Task requirements — Find the lines in these entries that include the word "熔断器与继电器盒" and state how many there are, with no other words.

Record set —
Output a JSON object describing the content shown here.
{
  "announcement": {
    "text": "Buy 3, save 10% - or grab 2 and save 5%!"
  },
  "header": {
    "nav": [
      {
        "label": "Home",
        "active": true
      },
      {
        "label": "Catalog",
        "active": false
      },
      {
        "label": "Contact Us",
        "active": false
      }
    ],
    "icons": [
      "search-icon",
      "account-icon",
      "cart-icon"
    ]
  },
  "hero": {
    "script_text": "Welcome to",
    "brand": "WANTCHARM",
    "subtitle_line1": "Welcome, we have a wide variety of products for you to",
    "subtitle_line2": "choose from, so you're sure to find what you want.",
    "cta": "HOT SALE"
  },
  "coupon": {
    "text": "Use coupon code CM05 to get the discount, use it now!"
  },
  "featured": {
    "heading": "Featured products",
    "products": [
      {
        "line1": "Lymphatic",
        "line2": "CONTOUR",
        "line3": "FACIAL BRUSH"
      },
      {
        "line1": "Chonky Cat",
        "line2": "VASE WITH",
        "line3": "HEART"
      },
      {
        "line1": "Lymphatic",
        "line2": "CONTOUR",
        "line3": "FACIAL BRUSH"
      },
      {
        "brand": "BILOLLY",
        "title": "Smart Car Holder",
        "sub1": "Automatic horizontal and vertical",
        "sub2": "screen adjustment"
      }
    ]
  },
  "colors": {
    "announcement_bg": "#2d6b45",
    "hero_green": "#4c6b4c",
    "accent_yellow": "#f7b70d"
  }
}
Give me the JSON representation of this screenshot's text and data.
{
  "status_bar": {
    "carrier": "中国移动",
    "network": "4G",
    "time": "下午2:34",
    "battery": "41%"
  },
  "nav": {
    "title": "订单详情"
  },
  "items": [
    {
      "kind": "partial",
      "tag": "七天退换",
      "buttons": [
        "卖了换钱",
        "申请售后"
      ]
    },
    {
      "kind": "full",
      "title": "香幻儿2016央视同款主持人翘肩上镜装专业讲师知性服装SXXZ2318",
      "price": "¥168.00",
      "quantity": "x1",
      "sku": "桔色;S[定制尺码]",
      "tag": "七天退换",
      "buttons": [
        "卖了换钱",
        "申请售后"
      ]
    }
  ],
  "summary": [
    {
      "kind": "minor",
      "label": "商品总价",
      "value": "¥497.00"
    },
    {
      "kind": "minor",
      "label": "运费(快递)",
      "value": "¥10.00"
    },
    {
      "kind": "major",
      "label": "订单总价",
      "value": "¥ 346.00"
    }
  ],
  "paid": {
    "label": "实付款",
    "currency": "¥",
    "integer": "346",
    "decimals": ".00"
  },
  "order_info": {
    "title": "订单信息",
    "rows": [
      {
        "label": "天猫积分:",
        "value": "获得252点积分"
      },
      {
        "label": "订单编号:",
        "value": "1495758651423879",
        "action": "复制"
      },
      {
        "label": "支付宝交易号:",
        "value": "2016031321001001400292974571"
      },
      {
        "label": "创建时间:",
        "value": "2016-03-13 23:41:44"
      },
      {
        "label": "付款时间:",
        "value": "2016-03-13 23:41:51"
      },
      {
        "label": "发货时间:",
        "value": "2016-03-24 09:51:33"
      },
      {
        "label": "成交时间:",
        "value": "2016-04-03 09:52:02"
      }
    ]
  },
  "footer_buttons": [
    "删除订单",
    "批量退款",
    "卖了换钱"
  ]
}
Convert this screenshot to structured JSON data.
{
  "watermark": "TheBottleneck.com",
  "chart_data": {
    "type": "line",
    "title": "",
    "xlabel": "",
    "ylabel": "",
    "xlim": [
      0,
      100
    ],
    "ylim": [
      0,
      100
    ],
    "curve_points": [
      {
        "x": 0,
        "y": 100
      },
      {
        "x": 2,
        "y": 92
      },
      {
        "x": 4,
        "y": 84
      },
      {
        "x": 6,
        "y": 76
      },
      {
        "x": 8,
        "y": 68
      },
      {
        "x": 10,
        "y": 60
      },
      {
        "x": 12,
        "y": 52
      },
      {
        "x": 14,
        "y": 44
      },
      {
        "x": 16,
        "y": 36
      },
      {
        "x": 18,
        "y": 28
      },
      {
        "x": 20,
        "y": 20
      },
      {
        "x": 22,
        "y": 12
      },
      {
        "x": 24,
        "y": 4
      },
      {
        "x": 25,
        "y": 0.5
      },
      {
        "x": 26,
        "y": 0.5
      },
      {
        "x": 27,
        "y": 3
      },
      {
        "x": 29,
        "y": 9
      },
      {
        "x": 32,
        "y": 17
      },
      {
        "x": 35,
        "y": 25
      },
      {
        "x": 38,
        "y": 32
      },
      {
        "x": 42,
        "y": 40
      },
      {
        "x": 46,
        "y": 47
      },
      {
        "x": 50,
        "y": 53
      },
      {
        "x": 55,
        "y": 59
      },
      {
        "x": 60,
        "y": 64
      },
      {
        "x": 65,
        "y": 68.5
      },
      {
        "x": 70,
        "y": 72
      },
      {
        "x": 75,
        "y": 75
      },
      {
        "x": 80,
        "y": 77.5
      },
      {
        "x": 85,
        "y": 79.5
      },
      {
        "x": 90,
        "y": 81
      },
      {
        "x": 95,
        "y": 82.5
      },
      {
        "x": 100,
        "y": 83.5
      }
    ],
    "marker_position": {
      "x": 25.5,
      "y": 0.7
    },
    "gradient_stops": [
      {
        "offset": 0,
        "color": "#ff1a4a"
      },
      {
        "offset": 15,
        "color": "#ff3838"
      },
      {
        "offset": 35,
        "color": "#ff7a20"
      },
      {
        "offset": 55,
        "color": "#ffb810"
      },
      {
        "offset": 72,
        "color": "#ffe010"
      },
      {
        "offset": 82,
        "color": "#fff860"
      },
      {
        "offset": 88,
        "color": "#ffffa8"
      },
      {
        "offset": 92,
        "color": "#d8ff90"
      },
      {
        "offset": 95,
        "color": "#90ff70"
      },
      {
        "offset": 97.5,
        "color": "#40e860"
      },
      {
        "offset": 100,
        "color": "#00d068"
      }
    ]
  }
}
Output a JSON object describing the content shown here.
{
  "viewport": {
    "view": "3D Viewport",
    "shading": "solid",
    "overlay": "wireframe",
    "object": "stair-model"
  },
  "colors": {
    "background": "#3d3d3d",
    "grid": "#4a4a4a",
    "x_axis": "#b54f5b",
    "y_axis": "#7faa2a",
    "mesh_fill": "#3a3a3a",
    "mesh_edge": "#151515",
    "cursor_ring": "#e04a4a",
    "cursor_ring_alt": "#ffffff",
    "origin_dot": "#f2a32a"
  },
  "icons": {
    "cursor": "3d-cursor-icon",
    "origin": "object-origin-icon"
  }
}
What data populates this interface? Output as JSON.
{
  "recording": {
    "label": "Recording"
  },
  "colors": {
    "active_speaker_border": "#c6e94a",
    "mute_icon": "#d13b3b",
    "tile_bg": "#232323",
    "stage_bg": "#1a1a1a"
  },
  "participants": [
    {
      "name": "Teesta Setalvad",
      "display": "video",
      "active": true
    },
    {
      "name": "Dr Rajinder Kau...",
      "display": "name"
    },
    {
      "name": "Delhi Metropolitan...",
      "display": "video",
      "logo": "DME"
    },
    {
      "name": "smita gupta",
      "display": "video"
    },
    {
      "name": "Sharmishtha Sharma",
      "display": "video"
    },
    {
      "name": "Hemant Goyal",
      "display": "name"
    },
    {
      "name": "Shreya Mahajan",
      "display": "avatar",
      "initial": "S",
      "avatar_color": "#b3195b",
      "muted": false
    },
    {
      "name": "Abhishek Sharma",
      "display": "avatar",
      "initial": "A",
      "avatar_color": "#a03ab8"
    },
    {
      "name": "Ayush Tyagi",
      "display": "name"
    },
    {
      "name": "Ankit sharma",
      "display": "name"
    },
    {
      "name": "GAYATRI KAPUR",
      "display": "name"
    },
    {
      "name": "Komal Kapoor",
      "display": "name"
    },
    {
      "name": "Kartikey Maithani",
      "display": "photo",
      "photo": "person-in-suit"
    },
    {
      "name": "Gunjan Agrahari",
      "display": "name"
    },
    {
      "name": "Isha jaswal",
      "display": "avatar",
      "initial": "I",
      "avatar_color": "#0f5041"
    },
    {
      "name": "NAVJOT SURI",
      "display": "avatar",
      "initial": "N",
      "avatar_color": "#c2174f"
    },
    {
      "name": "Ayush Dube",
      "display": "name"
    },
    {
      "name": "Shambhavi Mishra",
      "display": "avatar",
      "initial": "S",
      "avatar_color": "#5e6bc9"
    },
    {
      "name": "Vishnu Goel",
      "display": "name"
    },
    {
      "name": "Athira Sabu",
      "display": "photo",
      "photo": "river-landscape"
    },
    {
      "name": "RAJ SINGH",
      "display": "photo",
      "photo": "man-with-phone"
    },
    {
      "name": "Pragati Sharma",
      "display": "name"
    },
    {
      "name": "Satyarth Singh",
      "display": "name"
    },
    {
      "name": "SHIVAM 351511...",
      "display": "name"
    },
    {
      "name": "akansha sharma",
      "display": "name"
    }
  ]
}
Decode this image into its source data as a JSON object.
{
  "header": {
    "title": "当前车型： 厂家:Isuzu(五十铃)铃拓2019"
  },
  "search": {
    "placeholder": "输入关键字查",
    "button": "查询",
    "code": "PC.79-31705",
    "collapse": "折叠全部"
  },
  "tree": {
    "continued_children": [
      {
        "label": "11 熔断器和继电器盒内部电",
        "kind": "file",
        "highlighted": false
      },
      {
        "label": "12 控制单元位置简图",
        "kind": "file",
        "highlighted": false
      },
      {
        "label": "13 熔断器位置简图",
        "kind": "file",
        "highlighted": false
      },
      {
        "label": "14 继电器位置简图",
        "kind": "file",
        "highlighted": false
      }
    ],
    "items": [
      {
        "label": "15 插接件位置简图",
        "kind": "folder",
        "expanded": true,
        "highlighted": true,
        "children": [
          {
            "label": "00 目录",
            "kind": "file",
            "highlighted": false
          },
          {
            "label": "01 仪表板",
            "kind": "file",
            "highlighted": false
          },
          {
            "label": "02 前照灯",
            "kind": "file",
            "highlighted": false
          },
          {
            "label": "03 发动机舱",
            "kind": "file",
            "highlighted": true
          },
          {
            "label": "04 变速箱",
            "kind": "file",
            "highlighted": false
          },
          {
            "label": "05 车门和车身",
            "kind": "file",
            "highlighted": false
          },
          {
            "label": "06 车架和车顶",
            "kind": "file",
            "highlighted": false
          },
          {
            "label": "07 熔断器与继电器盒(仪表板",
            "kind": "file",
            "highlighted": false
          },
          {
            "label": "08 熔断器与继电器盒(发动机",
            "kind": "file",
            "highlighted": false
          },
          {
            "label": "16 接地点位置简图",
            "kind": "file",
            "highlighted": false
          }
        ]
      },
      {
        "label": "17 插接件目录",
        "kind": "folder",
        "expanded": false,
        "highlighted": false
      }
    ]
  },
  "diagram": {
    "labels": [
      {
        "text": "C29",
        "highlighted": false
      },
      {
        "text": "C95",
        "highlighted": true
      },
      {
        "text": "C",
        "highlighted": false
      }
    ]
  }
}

The completed task — 2